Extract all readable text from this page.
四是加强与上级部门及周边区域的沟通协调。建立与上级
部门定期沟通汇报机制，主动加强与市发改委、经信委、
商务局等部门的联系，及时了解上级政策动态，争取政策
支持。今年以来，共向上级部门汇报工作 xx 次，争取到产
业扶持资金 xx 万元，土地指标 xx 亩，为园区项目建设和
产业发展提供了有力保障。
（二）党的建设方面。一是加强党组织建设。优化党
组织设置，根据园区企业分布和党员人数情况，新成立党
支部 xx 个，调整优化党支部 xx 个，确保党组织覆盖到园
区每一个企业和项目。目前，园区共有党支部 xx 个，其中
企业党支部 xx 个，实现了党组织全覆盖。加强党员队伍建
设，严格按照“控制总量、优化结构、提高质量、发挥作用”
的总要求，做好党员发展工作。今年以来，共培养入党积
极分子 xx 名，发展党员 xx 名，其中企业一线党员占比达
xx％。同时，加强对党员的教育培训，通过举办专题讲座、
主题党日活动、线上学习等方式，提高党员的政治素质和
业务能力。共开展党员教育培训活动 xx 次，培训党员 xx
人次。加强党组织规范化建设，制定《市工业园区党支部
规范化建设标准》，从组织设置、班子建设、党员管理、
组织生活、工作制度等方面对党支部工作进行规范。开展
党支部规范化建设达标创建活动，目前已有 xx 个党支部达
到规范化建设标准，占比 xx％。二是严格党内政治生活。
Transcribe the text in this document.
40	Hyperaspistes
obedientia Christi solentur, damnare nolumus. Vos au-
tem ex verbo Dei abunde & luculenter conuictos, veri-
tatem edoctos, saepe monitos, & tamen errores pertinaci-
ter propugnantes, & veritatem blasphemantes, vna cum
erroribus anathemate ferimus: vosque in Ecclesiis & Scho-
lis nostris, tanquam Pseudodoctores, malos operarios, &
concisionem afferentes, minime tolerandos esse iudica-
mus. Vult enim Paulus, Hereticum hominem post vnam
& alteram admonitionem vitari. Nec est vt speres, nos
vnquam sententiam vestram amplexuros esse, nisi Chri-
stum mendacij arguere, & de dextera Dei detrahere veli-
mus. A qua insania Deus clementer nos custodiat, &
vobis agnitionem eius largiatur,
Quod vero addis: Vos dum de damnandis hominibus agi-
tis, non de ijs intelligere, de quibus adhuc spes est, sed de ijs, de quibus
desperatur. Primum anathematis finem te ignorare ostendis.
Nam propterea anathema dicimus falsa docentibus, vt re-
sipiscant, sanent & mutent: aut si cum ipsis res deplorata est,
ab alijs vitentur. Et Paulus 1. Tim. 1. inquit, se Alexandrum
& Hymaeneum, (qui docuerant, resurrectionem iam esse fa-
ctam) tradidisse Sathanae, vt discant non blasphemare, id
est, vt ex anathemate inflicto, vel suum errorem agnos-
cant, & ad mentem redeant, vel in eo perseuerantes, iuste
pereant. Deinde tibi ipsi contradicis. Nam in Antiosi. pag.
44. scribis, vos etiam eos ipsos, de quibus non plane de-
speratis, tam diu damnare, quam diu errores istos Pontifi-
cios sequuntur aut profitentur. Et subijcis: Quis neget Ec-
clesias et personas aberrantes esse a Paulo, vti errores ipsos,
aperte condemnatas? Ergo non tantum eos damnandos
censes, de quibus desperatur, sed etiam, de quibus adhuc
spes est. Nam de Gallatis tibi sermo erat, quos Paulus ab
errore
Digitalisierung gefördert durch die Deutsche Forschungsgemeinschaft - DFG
━━━━━━━━
**Job:**
Copy every line of the records above that holds the word "esse".

**Final result:**
concisionem afferentes, minime tolerandos esse iudica-
vnquam sententiam vestram amplexuros esse, nisi Chri-
& Hymaeneum, (qui docuerant, resurrectionem iam esse fa-
clesias et personas aberrantes esse a Paulo, vti errores ipsos,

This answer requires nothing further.